Data excerpts

## begin

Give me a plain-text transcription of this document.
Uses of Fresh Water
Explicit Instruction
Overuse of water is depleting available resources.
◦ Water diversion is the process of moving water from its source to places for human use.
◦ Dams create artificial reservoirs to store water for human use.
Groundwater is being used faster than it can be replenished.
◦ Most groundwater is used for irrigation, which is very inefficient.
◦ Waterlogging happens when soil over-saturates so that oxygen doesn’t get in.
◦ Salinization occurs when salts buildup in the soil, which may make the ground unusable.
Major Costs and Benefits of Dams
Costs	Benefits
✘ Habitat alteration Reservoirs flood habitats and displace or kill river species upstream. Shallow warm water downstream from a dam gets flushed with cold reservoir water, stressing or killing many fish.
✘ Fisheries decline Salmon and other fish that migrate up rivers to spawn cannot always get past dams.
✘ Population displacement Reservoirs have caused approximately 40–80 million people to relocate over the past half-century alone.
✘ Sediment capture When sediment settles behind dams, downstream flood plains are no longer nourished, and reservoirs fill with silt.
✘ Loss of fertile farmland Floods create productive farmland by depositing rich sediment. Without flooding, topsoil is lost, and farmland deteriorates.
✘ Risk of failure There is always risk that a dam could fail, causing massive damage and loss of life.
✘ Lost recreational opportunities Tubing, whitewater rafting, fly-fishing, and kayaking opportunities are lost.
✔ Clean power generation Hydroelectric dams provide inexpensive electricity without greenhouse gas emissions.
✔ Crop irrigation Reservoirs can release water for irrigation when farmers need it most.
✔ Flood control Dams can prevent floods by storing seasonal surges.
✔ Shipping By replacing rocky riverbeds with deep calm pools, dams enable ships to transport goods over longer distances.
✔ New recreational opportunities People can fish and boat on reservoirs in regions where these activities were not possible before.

## end

> **GIVEN INSTRUCTION**
Which lines above contain "longer"? Show each of them.

> **REPLY TO THE EXERCISE**
✘ Sediment capture When sediment settles behind dams, downstream flood plains are no longer nourished, and reservoirs fill with silt.
✔ Shipping By replacing rocky riverbeds with deep calm pools, dams enable ships to transport goods over longer distances.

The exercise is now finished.